(Saved data entries)
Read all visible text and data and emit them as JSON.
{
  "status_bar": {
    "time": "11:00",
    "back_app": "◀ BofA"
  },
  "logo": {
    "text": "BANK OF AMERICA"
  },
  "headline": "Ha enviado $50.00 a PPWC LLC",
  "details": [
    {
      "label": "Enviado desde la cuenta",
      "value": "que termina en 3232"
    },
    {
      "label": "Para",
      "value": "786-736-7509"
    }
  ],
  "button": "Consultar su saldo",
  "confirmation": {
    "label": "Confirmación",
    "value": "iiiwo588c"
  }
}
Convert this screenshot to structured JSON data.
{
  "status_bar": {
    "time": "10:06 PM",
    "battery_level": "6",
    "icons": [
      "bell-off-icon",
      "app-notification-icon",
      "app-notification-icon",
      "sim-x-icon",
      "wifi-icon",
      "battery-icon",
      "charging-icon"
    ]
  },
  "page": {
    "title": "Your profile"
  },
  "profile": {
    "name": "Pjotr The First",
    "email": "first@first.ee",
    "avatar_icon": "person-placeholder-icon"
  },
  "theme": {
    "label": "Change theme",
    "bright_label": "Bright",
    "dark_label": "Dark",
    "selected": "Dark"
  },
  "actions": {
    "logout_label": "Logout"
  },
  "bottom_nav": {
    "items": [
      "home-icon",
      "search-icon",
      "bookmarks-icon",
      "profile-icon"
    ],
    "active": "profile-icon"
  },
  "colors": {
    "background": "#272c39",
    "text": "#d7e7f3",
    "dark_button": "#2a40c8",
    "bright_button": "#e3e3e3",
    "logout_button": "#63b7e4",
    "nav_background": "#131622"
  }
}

CHALLENGE
Reproduce the material in full, with no word added or dropped.

WRITTEN RESPONSE
Read all visible text and data and emit them as JSON.
{
  "status_bar": {
    "time": "11:00",
    "back_app": "◀ BofA"
  },
  "logo": {
    "text": "BANK OF AMERICA"
  },
  "headline": "Ha enviado $50.00 a PPWC LLC",
  "details": [
    {
      "label": "Enviado desde la cuenta",
      "value": "que termina en 3232"
    },
    {
      "label": "Para",
      "value": "786-736-7509"
    }
  ],
  "button": "Consultar su saldo",
  "confirmation": {
    "label": "Confirmación",
    "value": "iiiwo588c"
  }
}
Convert this screenshot to structured JSON data.
{
  "status_bar": {
    "time": "10:06 PM",
    "battery_level": "6",
    "icons": [
      "bell-off-icon",
      "app-notification-icon",
      "app-notification-icon",
      "sim-x-icon",
      "wifi-icon",
      "battery-icon",
      "charging-icon"
    ]
  },
  "page": {
    "title": "Your profile"
  },
  "profile": {
    "name": "Pjotr The First",
    "email": "first@first.ee",
    "avatar_icon": "person-placeholder-icon"
  },
  "theme": {
    "label": "Change theme",
    "bright_label": "Bright",
    "dark_label": "Dark",
    "selected": "Dark"
  },
  "actions": {
    "logout_label": "Logout"
  },
  "bottom_nav": {
    "items": [
      "home-icon",
      "search-icon",
      "bookmarks-icon",
      "profile-icon"
    ],
    "active": "profile-icon"
  },
  "colors": {
    "background": "#272c39",
    "text": "#d7e7f3",
    "dark_button": "#2a40c8",
    "bright_button": "#e3e3e3",
    "logout_button": "#63b7e4",
    "nav_background": "#131622"
  }
}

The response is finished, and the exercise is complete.